** Start Records supplied **

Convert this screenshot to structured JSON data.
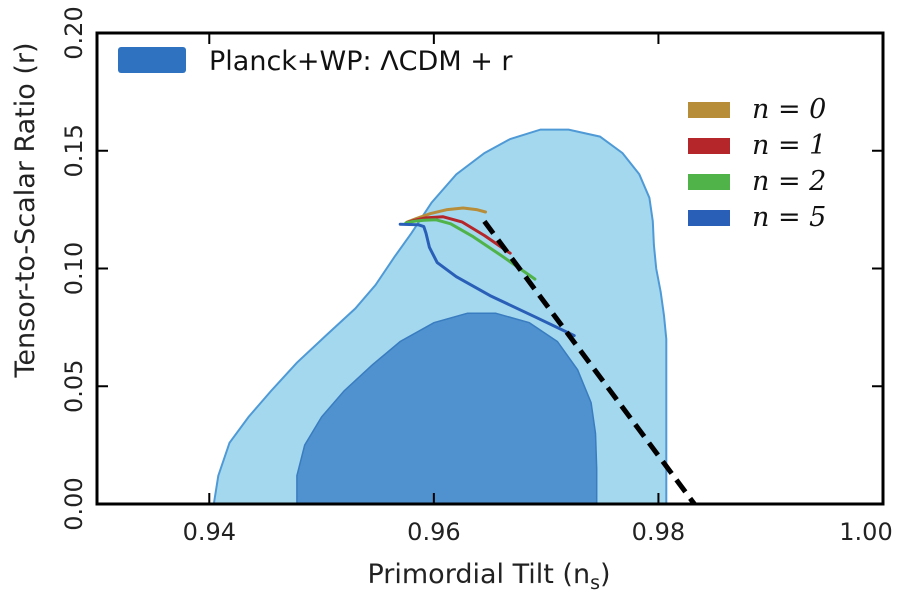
{
  "chart_data": {
    "type": "area",
    "xlabel": "Primordial Tilt (n",
    "xlabel_sub": "s",
    "xlabel_close": ")",
    "ylabel": "Tensor-to-Scalar Ratio (r)",
    "xlim": [
      0.93,
      1.0
    ],
    "ylim": [
      0.0,
      0.2
    ],
    "xticks": [
      0.94,
      0.96,
      0.98,
      1.0
    ],
    "xtick_labels": [
      "0.94",
      "0.96",
      "0.98",
      "1.00"
    ],
    "yticks": [
      0.0,
      0.05,
      0.1,
      0.15,
      0.2
    ],
    "ytick_labels": [
      "0.00",
      "0.05",
      "0.10",
      "0.15",
      "0.20"
    ],
    "contours": {
      "label": "Planck+WP: ΛCDM + r",
      "color_outer": "#a3d8ee",
      "color_outer_edge": "#4f9ad6",
      "color_inner": "#4f92cf",
      "color_inner_edge": "#3a7cc0",
      "legend_color": "#2f72c0",
      "outer": [
        [
          0.9404,
          0.0
        ],
        [
          0.9408,
          0.012
        ],
        [
          0.9418,
          0.026
        ],
        [
          0.9435,
          0.037
        ],
        [
          0.9455,
          0.048
        ],
        [
          0.9478,
          0.06
        ],
        [
          0.9505,
          0.072
        ],
        [
          0.953,
          0.083
        ],
        [
          0.9548,
          0.093
        ],
        [
          0.9565,
          0.105
        ],
        [
          0.958,
          0.115
        ],
        [
          0.9598,
          0.128
        ],
        [
          0.962,
          0.14
        ],
        [
          0.9645,
          0.149
        ],
        [
          0.9668,
          0.155
        ],
        [
          0.9695,
          0.159
        ],
        [
          0.972,
          0.159
        ],
        [
          0.9748,
          0.156
        ],
        [
          0.9768,
          0.149
        ],
        [
          0.9783,
          0.14
        ],
        [
          0.9792,
          0.13
        ],
        [
          0.9795,
          0.12
        ],
        [
          0.9796,
          0.11
        ],
        [
          0.9798,
          0.1
        ],
        [
          0.9802,
          0.09
        ],
        [
          0.9805,
          0.08
        ],
        [
          0.9807,
          0.07
        ],
        [
          0.9807,
          0.06
        ],
        [
          0.9807,
          0.04
        ],
        [
          0.9807,
          0.02
        ],
        [
          0.9807,
          0.0
        ]
      ],
      "inner": [
        [
          0.9478,
          0.0
        ],
        [
          0.9478,
          0.012
        ],
        [
          0.9485,
          0.025
        ],
        [
          0.95,
          0.037
        ],
        [
          0.952,
          0.048
        ],
        [
          0.9545,
          0.059
        ],
        [
          0.957,
          0.069
        ],
        [
          0.96,
          0.077
        ],
        [
          0.963,
          0.081
        ],
        [
          0.9655,
          0.081
        ],
        [
          0.9685,
          0.077
        ],
        [
          0.971,
          0.069
        ],
        [
          0.9728,
          0.057
        ],
        [
          0.974,
          0.043
        ],
        [
          0.9744,
          0.03
        ],
        [
          0.9745,
          0.015
        ],
        [
          0.9745,
          0.0
        ]
      ]
    },
    "series": [
      {
        "name": "n = 0",
        "color": "#b88d3a",
        "x": [
          0.9576,
          0.9585,
          0.9597,
          0.9612,
          0.9626,
          0.9638,
          0.9646
        ],
        "y": [
          0.1197,
          0.1213,
          0.1233,
          0.125,
          0.1257,
          0.125,
          0.124
        ]
      },
      {
        "name": "n = 1",
        "color": "#b5262b",
        "x": [
          0.9576,
          0.9583,
          0.9593,
          0.9608,
          0.9625,
          0.9645,
          0.9668
        ],
        "y": [
          0.1195,
          0.1205,
          0.1215,
          0.122,
          0.1198,
          0.114,
          0.1065
        ]
      },
      {
        "name": "n = 2",
        "color": "#4fb349",
        "x": [
          0.9575,
          0.9582,
          0.9591,
          0.9602,
          0.9615,
          0.9635,
          0.966,
          0.969
        ],
        "y": [
          0.1193,
          0.12,
          0.1205,
          0.1207,
          0.119,
          0.1135,
          0.1055,
          0.0955
        ]
      },
      {
        "name": "n = 5",
        "color": "#2a5fb8",
        "x": [
          0.957,
          0.9578,
          0.9586,
          0.9591,
          0.9593,
          0.9596,
          0.9603,
          0.962,
          0.965,
          0.969,
          0.9725
        ],
        "y": [
          0.1188,
          0.1187,
          0.1186,
          0.1178,
          0.115,
          0.109,
          0.1025,
          0.0965,
          0.0885,
          0.0795,
          0.0715
        ]
      }
    ],
    "dashed_line": {
      "color": "#000000",
      "x": [
        0.9645,
        0.9832
      ],
      "y": [
        0.12,
        0.0
      ]
    },
    "legend_position": "top-right"
  }
}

** End Records supplied **

* **Exercise directions**:
Print out the lines exactly, skipping any picture.

* **Response to this exercise**:
Convert this screenshot to structured JSON data.
{
  "chart_data": {
    "type": "area",
    "xlabel": "Primordial Tilt (n",
    "xlabel_sub": "s",
    "xlabel_close": ")",
    "ylabel": "Tensor-to-Scalar Ratio (r)",
    "xlim": [
      0.93,
      1.0
    ],
    "ylim": [
      0.0,
      0.2
    ],
    "xticks": [
      0.94,
      0.96,
      0.98,
      1.0
    ],
    "xtick_labels": [
      "0.94",
      "0.96",
      "0.98",
      "1.00"
    ],
    "yticks": [
      0.0,
      0.05,
      0.1,
      0.15,
      0.2
    ],
    "ytick_labels": [
      "0.00",
      "0.05",
      "0.10",
      "0.15",
      "0.20"
    ],
    "contours": {
      "label": "Planck+WP: ΛCDM + r",
      "color_outer": "#a3d8ee",
      "color_outer_edge": "#4f9ad6",
      "color_inner": "#4f92cf",
      "color_inner_edge": "#3a7cc0",
      "legend_color": "#2f72c0",
      "outer": [
        [
          0.9404,
          0.0
        ],
        [
          0.9408,
          0.012
        ],
        [
          0.9418,
          0.026
        ],
        [
          0.9435,
          0.037
        ],
        [
          0.9455,
          0.048
        ],
        [
          0.9478,
          0.06
        ],
        [
          0.9505,
          0.072
        ],
        [
          0.953,
          0.083
        ],
        [
          0.9548,
          0.093
        ],
        [
          0.9565,
          0.105
        ],
        [
          0.958,
          0.115
        ],
        [
          0.9598,
          0.128
        ],
        [
          0.962,
          0.14
        ],
        [
          0.9645,
          0.149
        ],
        [
          0.9668,
          0.155
        ],
        [
          0.9695,
          0.159
        ],
        [
          0.972,
          0.159
        ],
        [
          0.9748,
          0.156
        ],
        [
          0.9768,
          0.149
        ],
        [
          0.9783,
          0.14
        ],
        [
          0.9792,
          0.13
        ],
        [
          0.9795,
          0.12
        ],
        [
          0.9796,
          0.11
        ],
        [
          0.9798,
          0.1
        ],
        [
          0.9802,
          0.09
        ],
        [
          0.9805,
          0.08
        ],
        [
          0.9807,
          0.07
        ],
        [
          0.9807,
          0.06
        ],
        [
          0.9807,
          0.04
        ],
        [
          0.9807,
          0.02
        ],
        [
          0.9807,
          0.0
        ]
      ],
      "inner": [
        [
          0.9478,
          0.0
        ],
        [
          0.9478,
          0.012
        ],
        [
          0.9485,
          0.025
        ],
        [
          0.95,
          0.037
        ],
        [
          0.952,
          0.048
        ],
        [
          0.9545,
          0.059
        ],
        [
          0.957,
          0.069
        ],
        [
          0.96,
          0.077
        ],
        [
          0.963,
          0.081
        ],
        [
          0.9655,
          0.081
        ],
        [
          0.9685,
          0.077
        ],
        [
          0.971,
          0.069
        ],
        [
          0.9728,
          0.057
        ],
        [
          0.974,
          0.043
        ],
        [
          0.9744,
          0.03
        ],
        [
          0.9745,
          0.015
        ],
        [
          0.9745,
          0.0
        ]
      ]
    },
    "series": [
      {
        "name": "n = 0",
        "color": "#b88d3a",
        "x": [
          0.9576,
          0.9585,
          0.9597,
          0.9612,
          0.9626,
          0.9638,
          0.9646
        ],
        "y": [
          0.1197,
          0.1213,
          0.1233,
          0.125,
          0.1257,
          0.125,
          0.124
        ]
      },
      {
        "name": "n = 1",
        "color": "#b5262b",
        "x": [
          0.9576,
          0.9583,
          0.9593,
          0.9608,
          0.9625,
          0.9645,
          0.9668
        ],
        "y": [
          0.1195,
          0.1205,
          0.1215,
          0.122,
          0.1198,
          0.114,
          0.1065
        ]
      },
      {
        "name": "n = 2",
        "color": "#4fb349",
        "x": [
          0.9575,
          0.9582,
          0.9591,
          0.9602,
          0.9615,
          0.9635,
          0.966,
          0.969
        ],
        "y": [
          0.1193,
          0.12,
          0.1205,
          0.1207,
          0.119,
          0.1135,
          0.1055,
          0.0955
        ]
      },
      {
        "name": "n = 5",
        "color": "#2a5fb8",
        "x": [
          0.957,
          0.9578,
          0.9586,
          0.9591,
          0.9593,
          0.9596,
          0.9603,
          0.962,
          0.965,
          0.969,
          0.9725
        ],
        "y": [
          0.1188,
          0.1187,
          0.1186,
          0.1178,
          0.115,
          0.109,
          0.1025,
          0.0965,
          0.0885,
          0.0795,
          0.0715
        ]
      }
    ],
    "dashed_line": {
      "color": "#000000",
      "x": [
        0.9645,
        0.9832
      ],
      "y": [
        0.12,
        0.0
      ]
    },
    "legend_position": "top-right"
  }
}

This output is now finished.